(Rows from a figure dataset)
────

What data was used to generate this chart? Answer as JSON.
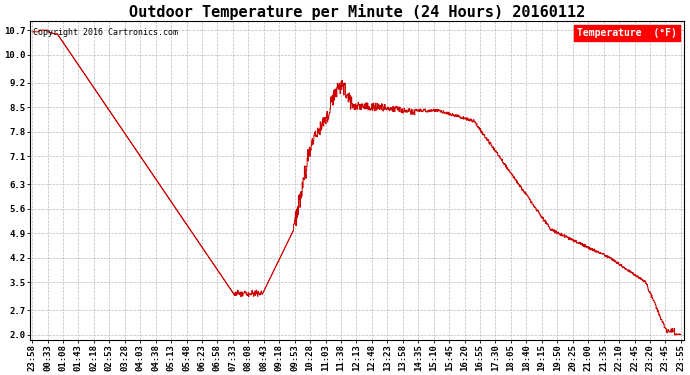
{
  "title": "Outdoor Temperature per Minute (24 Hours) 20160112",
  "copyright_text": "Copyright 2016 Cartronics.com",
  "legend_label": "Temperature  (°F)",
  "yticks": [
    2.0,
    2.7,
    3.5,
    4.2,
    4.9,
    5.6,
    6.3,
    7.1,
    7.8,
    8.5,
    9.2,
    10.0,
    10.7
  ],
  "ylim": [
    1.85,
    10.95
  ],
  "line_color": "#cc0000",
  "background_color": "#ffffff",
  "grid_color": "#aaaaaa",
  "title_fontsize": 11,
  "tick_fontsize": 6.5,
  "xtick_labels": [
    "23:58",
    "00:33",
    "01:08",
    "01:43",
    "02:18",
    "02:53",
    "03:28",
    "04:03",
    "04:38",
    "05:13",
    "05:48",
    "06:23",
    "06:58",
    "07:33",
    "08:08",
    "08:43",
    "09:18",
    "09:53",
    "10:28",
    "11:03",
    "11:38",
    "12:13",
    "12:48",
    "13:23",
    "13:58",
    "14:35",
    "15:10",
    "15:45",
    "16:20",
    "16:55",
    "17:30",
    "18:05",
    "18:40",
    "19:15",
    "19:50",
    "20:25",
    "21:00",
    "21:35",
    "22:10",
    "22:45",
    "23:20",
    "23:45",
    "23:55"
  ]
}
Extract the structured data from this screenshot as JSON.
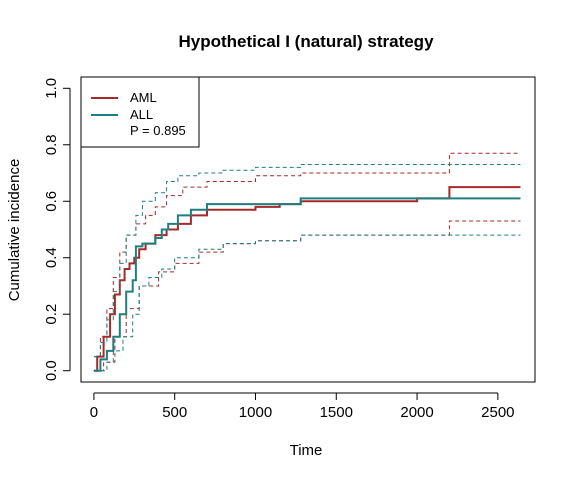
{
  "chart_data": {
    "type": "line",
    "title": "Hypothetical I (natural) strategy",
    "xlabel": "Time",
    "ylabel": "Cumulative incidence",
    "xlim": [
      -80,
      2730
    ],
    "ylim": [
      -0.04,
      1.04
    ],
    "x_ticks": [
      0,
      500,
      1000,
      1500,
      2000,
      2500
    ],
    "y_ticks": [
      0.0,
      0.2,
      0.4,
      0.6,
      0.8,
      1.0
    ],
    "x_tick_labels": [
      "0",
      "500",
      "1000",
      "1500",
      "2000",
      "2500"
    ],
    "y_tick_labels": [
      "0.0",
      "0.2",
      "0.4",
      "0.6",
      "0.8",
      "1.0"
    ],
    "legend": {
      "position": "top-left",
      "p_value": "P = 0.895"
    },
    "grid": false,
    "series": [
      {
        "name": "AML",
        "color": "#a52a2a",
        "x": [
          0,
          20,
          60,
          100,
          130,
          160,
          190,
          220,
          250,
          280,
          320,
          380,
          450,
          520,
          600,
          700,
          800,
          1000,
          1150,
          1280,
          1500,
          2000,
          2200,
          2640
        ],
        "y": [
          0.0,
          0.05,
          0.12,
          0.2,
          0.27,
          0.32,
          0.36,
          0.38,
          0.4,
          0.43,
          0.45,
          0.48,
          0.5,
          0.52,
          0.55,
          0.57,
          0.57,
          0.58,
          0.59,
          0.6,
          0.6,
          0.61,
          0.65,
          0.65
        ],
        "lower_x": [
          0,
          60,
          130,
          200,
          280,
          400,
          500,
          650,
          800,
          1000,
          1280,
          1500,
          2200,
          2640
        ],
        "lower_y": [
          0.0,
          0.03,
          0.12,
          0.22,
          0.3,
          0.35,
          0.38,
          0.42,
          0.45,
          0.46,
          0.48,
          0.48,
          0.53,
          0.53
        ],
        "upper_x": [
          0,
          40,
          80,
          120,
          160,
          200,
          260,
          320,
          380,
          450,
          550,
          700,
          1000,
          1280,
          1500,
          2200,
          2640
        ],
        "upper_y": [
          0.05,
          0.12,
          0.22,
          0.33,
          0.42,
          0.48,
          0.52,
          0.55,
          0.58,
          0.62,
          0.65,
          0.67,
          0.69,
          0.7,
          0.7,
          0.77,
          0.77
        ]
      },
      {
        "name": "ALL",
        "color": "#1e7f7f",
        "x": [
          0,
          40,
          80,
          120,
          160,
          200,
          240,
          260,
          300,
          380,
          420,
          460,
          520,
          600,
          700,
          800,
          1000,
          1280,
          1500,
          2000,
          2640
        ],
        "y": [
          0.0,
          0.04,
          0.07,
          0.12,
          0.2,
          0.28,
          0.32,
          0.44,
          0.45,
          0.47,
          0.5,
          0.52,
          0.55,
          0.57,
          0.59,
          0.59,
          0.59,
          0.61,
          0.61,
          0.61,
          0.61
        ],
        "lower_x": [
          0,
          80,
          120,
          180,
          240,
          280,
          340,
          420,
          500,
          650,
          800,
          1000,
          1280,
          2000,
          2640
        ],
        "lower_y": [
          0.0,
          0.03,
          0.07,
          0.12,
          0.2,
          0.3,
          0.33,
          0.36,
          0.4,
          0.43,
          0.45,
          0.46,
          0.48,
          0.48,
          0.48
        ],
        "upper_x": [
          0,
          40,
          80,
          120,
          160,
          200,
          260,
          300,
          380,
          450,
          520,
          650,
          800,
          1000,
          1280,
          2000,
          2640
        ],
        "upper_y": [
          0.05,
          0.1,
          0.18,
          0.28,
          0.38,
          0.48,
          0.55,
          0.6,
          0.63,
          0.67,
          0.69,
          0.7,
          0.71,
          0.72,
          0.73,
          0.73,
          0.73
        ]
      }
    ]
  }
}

────

Work to do:
Determine the number of lines in these entries that contain the word "Temperature", and write only that number.

Complete answer:
2